**COSA FARE:**
Secondo il testo fornito, per quale motivo la legge fa un'eccezione per il lavoro alle dipendenze di un ente pubblico, pur vietando in generale di unire la professione di avvocato a un lavoro dipendente? Spiegalo in una o due frasi.

**TESTO FORNITO:**

-*-

GIURISPRUDENZA E PARERI
DEL C.N.F. E DEL CONSIGLIO
a cura di Remo Danovi
Tenuta albi - Condotta specchiatissima e illibata.
Il requisito della condotta specchiatissima e illibata, necessario per l'iscrizione all'albo
professionale, non è di per sé da escludere per la sola presenza della pendenza di un
procedimento penale a carico dell'interessato. Deve essere dunque compiuta una
valutazione autonoma e discrezionale da parte del C.d.O. tenuto anche conto dei fatti
eventualmente accertati nei giudizi penali. (Nella specie è stata ritenuta legittima
l'iscrizione all'albo del professionista a carico del quale pendeva un procedimento penale,
conclusosi peraltro con l'assoluzione per mancanza dell'elemento materiale e psicologico
del reato contestato).
(Consiglio naz. forense, 21 febbraio 2003, n. 4).
Tenuta albi - Elenco speciale.
La ratio dell'art. 3, ultimo comma, lett. b) della legge professionale forense, che stabilisce
in linea generale l'incompatibilità della professione forense con attività dipendenti, va
individuata nell'esigenza di tutelare l'indipendenza di detta professione e l'autonomia di
giudizio e di iniziativa degli avvocati nella difesa e patrocinio degli interessi del cliente. La
mancanza di detti requisiti, infatti, incide negativamente sulla libertà di determinazione del
professionista. Eccezione a tale divieto è prevista per il rapporto di impiego pubblico in
ragione degli scopi dell'ente e della condizione di maggior autonomia nella quale avvocati
e procuratori degli uffici legali di enti pubblici esplicano tale loro attività.
Il dipendente pubblico, abilitato all'esercizio della professione forense, per ottenere
l'iscrizione nell'elenco speciale annesso all'albo professionale, deve dimostrare che:
_ presso l'ente da cui egli dipende sia stato istituito un ufficio staccato e autonomo, con
specifica trattazione degli affari dell'ente;
_ che a detto ufficio egli sia adibito, occupandosi in via esclusiva degli affari legali
dell'ente. (Nella specie è stato cancellato il professionista dipendente della direzione
provinciale del lavoro che non svolgeva attività legale in via esclusiva).

-*-

**DATI:**
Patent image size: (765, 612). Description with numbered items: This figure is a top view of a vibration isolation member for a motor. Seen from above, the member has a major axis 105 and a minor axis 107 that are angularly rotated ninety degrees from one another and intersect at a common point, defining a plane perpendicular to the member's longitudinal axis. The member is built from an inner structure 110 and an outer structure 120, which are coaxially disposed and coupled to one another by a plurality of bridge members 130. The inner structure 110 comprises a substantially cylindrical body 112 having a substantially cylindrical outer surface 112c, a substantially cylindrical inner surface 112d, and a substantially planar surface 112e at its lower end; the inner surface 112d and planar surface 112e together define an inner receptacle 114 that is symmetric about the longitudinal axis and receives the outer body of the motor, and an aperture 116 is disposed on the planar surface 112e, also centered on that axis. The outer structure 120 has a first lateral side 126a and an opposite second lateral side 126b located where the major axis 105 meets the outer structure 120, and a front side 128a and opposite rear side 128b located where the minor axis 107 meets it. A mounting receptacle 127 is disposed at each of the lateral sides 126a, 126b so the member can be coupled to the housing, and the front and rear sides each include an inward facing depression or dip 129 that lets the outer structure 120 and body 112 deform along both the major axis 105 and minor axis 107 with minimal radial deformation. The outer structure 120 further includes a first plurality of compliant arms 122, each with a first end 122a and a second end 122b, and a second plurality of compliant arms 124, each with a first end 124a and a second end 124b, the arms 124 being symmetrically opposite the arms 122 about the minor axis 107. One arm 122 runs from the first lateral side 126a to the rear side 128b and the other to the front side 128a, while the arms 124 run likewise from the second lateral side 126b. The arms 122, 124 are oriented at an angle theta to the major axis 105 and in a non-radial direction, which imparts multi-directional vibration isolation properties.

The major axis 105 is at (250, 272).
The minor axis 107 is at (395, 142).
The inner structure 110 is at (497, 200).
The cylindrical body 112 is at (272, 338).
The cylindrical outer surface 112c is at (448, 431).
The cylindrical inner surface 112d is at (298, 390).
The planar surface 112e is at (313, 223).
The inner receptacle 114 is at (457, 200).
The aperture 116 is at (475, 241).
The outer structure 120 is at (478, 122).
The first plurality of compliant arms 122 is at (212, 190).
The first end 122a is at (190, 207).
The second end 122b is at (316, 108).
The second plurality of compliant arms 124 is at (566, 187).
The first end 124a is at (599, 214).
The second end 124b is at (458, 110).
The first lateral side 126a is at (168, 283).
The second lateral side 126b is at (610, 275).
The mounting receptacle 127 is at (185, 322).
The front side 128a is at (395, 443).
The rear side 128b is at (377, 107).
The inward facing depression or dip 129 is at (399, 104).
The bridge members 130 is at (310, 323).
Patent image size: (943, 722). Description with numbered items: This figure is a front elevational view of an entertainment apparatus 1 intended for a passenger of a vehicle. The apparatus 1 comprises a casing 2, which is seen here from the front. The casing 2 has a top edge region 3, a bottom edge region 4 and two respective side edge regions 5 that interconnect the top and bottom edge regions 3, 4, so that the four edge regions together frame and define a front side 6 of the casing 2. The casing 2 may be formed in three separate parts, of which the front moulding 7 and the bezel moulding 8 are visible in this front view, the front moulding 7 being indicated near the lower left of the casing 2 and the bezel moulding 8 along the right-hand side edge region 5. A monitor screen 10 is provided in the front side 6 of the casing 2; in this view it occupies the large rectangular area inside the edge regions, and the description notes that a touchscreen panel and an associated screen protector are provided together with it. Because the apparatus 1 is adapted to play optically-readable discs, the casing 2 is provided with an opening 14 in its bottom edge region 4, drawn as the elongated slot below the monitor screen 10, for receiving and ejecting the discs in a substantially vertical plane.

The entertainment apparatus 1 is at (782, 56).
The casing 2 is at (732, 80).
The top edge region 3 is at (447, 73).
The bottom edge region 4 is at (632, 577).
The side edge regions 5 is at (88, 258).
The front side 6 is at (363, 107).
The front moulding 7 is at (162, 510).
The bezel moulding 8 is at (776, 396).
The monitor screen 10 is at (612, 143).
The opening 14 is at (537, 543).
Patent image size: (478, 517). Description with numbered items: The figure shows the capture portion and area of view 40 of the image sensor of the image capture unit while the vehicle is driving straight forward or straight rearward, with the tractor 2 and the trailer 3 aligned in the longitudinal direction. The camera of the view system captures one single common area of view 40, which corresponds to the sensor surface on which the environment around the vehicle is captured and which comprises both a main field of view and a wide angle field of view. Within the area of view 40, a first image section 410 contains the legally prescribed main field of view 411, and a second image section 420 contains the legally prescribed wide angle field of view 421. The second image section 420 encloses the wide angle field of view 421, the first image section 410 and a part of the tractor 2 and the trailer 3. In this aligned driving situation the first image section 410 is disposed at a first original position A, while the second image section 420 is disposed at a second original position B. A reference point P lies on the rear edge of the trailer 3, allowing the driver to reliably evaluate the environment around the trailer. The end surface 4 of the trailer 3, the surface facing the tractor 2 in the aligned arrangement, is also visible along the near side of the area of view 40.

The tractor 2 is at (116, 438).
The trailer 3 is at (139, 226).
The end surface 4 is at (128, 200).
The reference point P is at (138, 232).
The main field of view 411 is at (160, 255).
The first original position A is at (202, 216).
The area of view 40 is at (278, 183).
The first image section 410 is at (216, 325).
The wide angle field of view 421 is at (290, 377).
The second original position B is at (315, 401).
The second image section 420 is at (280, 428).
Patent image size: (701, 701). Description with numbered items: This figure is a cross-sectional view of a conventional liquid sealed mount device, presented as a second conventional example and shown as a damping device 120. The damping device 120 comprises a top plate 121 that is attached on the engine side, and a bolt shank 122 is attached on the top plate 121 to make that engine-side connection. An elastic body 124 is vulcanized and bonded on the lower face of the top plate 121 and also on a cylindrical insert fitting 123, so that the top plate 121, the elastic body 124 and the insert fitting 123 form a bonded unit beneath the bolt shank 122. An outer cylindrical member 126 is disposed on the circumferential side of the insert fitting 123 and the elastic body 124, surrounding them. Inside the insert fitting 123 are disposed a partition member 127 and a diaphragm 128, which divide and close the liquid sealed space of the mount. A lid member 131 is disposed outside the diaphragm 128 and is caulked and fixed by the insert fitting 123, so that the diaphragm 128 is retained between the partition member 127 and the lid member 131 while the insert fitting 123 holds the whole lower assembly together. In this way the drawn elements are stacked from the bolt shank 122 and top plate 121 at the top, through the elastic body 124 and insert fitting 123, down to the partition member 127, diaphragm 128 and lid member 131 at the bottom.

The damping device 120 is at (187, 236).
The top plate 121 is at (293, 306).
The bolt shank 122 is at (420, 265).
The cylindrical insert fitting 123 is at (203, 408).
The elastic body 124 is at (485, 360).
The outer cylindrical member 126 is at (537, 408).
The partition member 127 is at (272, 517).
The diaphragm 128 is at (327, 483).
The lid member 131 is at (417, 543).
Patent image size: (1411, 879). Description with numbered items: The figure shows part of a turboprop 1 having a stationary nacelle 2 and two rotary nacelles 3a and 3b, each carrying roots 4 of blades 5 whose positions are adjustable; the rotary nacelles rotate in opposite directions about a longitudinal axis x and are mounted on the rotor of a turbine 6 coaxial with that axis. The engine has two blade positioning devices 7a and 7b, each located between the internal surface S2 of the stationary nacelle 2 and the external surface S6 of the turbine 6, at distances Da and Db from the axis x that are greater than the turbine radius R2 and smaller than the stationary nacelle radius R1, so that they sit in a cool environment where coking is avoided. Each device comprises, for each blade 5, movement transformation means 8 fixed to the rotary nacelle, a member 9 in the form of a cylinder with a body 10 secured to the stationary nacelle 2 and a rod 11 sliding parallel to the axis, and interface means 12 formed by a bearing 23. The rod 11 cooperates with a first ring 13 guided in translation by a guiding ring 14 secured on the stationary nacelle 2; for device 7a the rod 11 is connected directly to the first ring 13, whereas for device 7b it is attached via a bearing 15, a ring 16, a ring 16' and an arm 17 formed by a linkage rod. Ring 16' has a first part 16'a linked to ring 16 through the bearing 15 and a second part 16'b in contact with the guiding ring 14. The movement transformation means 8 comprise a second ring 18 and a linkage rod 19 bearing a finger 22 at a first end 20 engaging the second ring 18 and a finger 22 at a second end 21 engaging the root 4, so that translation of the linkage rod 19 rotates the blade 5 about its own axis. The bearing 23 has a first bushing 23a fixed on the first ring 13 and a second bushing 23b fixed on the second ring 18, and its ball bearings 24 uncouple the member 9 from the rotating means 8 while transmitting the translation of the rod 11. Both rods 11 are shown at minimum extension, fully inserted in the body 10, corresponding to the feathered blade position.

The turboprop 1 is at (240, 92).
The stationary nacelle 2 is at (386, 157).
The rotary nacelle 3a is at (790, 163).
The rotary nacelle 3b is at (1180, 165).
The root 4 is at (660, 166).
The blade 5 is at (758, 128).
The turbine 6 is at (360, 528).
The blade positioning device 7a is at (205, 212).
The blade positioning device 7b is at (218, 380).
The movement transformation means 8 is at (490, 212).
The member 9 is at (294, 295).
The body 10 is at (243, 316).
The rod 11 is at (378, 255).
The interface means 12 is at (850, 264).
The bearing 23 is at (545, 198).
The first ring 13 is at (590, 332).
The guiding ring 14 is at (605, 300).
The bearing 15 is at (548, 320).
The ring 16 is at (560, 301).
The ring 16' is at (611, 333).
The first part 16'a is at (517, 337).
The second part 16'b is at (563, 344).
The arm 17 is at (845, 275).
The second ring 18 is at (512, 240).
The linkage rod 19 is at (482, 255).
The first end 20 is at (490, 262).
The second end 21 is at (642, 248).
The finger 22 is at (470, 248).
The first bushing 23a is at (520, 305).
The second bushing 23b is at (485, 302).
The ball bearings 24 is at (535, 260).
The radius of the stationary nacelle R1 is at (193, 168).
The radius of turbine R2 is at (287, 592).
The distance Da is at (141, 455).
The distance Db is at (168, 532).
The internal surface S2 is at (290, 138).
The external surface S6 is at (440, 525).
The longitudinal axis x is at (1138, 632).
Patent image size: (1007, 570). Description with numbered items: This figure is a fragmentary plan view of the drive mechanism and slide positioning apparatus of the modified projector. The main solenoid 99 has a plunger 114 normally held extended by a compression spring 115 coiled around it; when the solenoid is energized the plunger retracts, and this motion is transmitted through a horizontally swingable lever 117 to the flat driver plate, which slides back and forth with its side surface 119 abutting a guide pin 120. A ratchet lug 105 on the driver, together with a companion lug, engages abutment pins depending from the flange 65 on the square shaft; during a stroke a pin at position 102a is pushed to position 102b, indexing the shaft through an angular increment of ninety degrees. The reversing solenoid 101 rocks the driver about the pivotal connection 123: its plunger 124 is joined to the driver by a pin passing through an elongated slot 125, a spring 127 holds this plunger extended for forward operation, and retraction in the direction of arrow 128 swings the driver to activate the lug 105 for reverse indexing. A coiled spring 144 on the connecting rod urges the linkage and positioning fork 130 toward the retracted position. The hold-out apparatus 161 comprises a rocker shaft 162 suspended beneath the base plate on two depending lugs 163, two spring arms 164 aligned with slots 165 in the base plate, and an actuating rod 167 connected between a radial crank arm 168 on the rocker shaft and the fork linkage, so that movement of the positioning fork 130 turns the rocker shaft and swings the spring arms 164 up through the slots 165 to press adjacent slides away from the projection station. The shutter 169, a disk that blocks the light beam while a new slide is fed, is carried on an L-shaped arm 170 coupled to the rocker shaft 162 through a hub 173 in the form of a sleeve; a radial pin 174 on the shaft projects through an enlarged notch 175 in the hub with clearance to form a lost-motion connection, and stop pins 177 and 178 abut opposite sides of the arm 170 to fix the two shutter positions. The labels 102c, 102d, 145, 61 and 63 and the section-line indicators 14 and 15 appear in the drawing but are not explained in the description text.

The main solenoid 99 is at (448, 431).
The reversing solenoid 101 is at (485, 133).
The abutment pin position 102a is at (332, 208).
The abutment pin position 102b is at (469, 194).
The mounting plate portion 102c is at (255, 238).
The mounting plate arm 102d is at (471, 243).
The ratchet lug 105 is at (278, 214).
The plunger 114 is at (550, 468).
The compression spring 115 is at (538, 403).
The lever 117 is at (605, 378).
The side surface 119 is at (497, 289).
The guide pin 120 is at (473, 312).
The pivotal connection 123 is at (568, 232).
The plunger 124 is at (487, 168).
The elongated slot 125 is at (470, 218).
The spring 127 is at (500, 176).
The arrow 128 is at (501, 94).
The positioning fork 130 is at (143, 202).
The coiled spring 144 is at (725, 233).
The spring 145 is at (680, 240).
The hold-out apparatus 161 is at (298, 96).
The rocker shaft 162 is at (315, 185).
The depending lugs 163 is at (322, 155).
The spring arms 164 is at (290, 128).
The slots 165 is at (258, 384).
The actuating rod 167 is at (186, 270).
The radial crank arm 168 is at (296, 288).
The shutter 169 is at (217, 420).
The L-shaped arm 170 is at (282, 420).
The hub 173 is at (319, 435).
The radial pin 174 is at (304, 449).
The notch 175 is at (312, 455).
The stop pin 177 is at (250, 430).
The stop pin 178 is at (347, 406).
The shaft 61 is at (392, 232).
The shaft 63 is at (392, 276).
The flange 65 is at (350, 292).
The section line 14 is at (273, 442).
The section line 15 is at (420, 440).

-*-

**LA TUA RISPOSTA:**
L'eccezione dipende dagli scopi dell'ente e dalla maggiore autonomia con cui gli avvocati e i procuratori degli uffici legali degli enti pubblici svolgono la loro attività.